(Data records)
#####

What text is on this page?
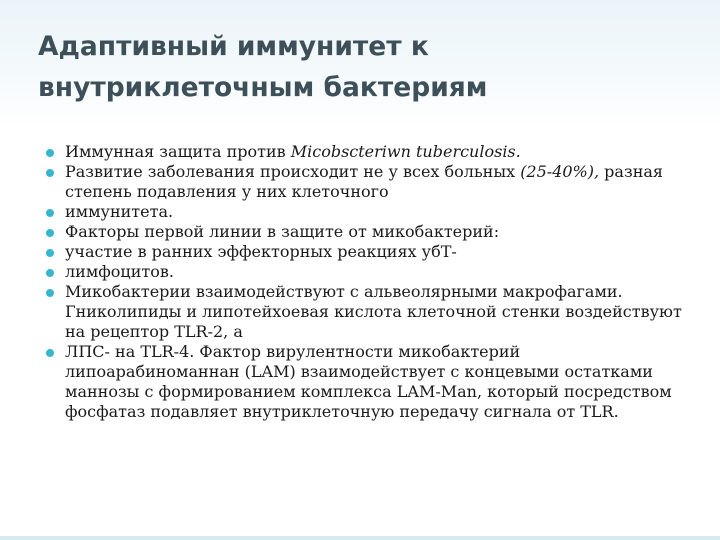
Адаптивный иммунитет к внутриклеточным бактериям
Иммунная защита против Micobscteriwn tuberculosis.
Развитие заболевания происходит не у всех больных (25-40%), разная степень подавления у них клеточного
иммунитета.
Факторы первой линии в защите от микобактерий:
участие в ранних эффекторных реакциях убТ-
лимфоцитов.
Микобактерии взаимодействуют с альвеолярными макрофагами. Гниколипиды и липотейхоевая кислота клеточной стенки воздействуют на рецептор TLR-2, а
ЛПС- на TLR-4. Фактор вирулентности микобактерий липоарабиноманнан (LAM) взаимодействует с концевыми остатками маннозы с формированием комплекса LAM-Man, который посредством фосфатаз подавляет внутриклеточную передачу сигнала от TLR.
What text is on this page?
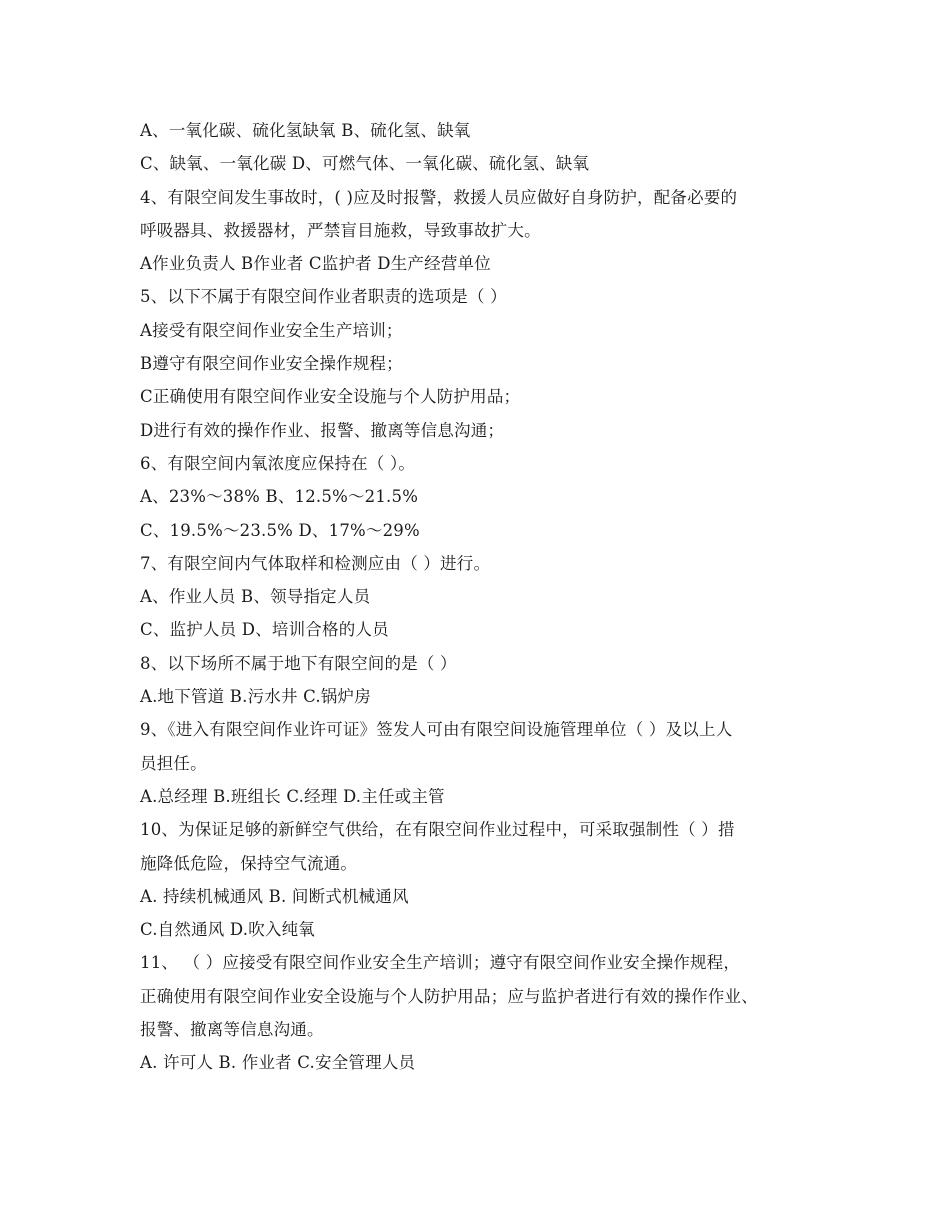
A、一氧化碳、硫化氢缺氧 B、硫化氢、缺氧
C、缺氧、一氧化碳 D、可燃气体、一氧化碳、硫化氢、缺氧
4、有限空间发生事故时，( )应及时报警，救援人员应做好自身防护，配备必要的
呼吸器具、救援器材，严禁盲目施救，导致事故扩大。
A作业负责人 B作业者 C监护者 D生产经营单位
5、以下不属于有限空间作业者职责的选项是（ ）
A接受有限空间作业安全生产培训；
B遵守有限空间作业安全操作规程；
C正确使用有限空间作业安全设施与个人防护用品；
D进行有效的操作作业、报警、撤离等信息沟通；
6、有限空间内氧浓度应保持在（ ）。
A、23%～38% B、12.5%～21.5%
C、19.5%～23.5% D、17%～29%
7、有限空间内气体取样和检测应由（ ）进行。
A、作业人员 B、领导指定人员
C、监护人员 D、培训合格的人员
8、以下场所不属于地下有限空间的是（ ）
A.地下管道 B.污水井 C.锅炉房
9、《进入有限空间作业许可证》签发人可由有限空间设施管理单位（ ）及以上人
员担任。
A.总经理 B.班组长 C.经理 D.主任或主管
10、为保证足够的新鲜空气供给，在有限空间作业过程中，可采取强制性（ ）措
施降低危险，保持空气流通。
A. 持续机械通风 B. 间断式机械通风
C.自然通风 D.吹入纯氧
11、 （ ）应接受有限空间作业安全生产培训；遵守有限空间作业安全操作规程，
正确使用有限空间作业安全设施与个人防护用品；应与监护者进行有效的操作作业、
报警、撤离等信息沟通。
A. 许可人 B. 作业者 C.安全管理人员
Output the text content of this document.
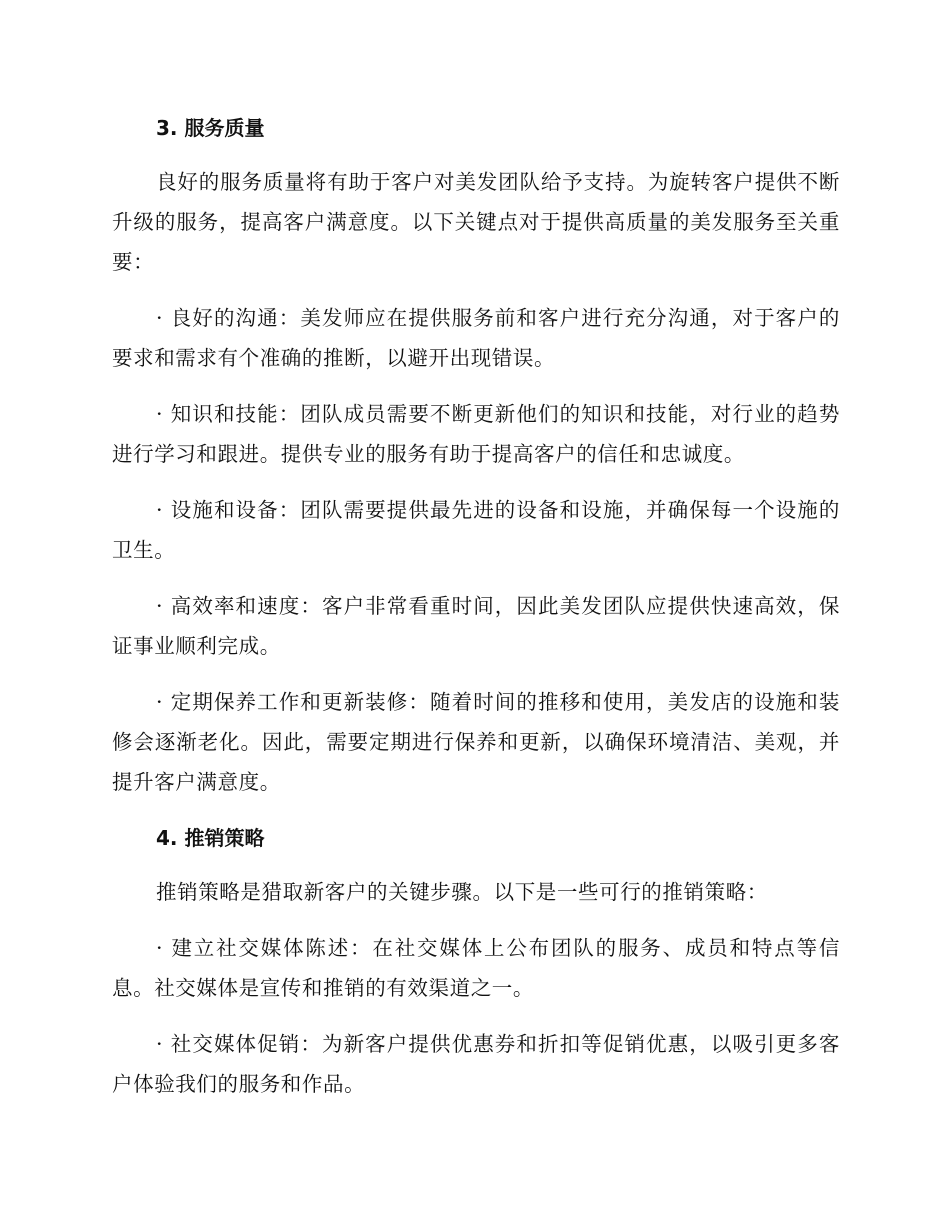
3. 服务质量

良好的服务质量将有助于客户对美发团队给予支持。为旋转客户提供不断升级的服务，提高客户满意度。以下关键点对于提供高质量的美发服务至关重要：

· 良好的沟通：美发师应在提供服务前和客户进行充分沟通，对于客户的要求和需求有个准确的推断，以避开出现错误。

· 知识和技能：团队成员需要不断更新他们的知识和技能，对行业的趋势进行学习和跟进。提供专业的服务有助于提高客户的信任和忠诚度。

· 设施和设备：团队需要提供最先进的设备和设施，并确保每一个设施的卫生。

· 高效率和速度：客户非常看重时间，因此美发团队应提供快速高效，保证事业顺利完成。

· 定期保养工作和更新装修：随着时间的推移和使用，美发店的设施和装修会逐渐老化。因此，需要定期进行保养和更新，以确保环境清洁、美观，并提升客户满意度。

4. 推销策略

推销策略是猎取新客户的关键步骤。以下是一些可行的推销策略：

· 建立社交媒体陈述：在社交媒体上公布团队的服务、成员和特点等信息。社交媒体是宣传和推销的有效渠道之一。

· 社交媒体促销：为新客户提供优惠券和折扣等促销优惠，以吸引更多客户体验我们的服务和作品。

#####

■ Exercise aim: Ascertain the number of lines in the entries that include the word "一氧化碳", and report only that number.

■ Solution for this task: 2